Look for "Convert this document image to plain text." in the listing below, then copy exactly the line it appears in and all lines after it to the end, and nothing more.

[start of DATASET EXTRACT]

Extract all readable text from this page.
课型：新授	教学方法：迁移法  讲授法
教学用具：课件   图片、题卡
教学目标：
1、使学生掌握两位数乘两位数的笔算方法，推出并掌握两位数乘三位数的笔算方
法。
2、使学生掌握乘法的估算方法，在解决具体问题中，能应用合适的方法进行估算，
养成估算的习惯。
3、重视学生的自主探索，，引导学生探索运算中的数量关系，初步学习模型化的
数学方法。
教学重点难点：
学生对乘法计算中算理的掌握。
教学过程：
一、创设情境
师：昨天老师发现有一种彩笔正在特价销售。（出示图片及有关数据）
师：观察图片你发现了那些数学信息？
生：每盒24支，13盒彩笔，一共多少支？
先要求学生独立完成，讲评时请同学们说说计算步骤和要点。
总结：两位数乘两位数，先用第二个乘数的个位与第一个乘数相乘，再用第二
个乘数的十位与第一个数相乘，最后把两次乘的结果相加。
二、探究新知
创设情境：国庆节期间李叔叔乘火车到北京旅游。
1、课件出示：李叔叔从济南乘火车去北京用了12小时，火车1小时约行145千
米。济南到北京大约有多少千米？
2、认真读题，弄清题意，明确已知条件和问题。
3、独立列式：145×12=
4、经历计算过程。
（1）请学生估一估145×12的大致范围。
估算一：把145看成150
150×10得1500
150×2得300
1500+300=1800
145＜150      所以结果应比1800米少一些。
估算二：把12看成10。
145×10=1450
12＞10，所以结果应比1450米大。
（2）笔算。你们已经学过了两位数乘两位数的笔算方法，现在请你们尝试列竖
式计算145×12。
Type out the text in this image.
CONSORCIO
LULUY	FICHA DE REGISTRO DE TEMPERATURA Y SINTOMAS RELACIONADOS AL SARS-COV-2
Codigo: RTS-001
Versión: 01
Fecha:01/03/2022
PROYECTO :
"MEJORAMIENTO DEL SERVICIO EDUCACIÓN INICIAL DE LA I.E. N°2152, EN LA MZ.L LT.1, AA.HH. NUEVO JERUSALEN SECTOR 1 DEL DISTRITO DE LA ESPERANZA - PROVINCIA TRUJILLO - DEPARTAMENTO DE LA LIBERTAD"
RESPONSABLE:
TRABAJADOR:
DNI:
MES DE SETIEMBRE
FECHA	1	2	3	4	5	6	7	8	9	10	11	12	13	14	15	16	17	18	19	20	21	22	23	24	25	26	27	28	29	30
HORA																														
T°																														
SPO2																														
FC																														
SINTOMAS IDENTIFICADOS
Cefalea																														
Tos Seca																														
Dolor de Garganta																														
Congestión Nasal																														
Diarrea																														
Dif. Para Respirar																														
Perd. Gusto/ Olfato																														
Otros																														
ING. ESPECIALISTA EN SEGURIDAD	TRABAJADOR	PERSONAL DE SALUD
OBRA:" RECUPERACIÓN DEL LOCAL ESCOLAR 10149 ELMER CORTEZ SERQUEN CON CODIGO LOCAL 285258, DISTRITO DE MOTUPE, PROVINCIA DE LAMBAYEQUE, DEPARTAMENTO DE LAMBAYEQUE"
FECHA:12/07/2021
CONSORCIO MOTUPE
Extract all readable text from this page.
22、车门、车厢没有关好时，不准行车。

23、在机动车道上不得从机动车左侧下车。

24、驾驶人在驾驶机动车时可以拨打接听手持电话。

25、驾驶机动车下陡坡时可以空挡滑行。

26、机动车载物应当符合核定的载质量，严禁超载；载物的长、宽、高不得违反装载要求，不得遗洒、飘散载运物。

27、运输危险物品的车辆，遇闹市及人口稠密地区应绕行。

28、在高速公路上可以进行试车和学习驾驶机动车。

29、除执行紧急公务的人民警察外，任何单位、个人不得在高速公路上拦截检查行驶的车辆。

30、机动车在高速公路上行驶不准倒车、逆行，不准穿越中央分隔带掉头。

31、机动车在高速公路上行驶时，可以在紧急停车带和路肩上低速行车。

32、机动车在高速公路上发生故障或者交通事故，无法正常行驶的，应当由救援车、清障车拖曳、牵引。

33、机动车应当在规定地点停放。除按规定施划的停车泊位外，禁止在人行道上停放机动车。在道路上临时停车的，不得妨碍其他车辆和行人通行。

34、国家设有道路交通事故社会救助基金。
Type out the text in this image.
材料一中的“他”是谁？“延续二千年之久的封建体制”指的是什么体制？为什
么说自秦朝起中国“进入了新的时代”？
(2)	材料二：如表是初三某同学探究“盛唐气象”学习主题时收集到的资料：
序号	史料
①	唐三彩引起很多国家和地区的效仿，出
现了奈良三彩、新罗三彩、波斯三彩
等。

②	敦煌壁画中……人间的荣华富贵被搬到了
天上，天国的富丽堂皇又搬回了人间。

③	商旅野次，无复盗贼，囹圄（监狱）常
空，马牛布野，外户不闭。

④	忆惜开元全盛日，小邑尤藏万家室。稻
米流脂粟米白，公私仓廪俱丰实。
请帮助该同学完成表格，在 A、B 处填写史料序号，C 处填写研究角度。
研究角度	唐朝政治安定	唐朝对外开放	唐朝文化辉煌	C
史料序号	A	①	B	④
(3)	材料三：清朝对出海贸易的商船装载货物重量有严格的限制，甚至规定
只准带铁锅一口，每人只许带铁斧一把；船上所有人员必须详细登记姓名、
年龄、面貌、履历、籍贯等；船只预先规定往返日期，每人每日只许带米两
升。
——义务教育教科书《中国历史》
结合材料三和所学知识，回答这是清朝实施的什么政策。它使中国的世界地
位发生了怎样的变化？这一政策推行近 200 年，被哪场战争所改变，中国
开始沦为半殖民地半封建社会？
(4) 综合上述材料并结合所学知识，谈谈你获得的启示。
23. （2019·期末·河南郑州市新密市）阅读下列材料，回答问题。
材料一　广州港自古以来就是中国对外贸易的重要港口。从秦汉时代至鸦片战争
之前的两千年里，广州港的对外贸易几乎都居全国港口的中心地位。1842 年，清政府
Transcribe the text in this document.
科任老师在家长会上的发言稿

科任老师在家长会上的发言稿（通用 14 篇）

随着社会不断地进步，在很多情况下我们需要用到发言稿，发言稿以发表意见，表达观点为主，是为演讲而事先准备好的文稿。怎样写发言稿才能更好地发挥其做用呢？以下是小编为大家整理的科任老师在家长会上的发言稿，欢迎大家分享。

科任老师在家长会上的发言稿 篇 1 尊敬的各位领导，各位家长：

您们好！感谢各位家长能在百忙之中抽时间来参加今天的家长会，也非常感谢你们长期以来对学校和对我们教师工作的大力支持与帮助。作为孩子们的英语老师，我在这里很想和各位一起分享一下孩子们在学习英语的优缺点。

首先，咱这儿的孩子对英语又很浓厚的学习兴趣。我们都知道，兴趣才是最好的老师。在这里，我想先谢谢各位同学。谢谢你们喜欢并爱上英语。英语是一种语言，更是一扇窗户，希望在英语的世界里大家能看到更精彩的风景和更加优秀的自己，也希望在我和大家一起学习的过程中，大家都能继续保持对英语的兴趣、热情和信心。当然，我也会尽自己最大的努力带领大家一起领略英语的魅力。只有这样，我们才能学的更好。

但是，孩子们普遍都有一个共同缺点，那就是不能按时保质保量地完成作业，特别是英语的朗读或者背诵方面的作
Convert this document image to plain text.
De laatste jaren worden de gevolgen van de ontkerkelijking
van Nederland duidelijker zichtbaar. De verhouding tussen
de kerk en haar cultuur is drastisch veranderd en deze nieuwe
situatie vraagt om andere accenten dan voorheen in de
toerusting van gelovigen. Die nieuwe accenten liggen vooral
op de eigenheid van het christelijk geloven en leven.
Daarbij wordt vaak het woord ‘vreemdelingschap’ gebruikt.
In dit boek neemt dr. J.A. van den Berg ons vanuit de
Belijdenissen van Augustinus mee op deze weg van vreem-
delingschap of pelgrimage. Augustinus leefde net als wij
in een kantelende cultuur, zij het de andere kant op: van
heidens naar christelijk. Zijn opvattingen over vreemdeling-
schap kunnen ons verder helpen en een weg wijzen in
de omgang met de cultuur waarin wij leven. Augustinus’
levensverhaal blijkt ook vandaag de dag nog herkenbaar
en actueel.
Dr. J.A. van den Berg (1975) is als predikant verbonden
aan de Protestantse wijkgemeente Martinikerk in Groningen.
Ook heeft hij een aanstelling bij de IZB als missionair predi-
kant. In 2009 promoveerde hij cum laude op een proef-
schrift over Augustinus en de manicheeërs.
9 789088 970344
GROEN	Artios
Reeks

[end of DATASET EXTRACT]

* _THE OUTPUT_
Convert this document image to plain text.
De laatste jaren worden de gevolgen van de ontkerkelijking
van Nederland duidelijker zichtbaar. De verhouding tussen
de kerk en haar cultuur is drastisch veranderd en deze nieuwe
situatie vraagt om andere accenten dan voorheen in de
toerusting van gelovigen. Die nieuwe accenten liggen vooral
op de eigenheid van het christelijk geloven en leven.
Daarbij wordt vaak het woord ‘vreemdelingschap’ gebruikt.
In dit boek neemt dr. J.A. van den Berg ons vanuit de
Belijdenissen van Augustinus mee op deze weg van vreem-
delingschap of pelgrimage. Augustinus leefde net als wij
in een kantelende cultuur, zij het de andere kant op: van
heidens naar christelijk. Zijn opvattingen over vreemdeling-
schap kunnen ons verder helpen en een weg wijzen in
de omgang met de cultuur waarin wij leven. Augustinus’
levensverhaal blijkt ook vandaag de dag nog herkenbaar
en actueel.
Dr. J.A. van den Berg (1975) is als predikant verbonden
aan de Protestantse wijkgemeente Martinikerk in Groningen.
Ook heeft hij een aanstelling bij de IZB als missionair predi-
kant. In 2009 promoveerde hij cum laude op een proef-
schrift over Augustinus en de manicheeërs.
9 789088 970344
GROEN	Artios
Reeks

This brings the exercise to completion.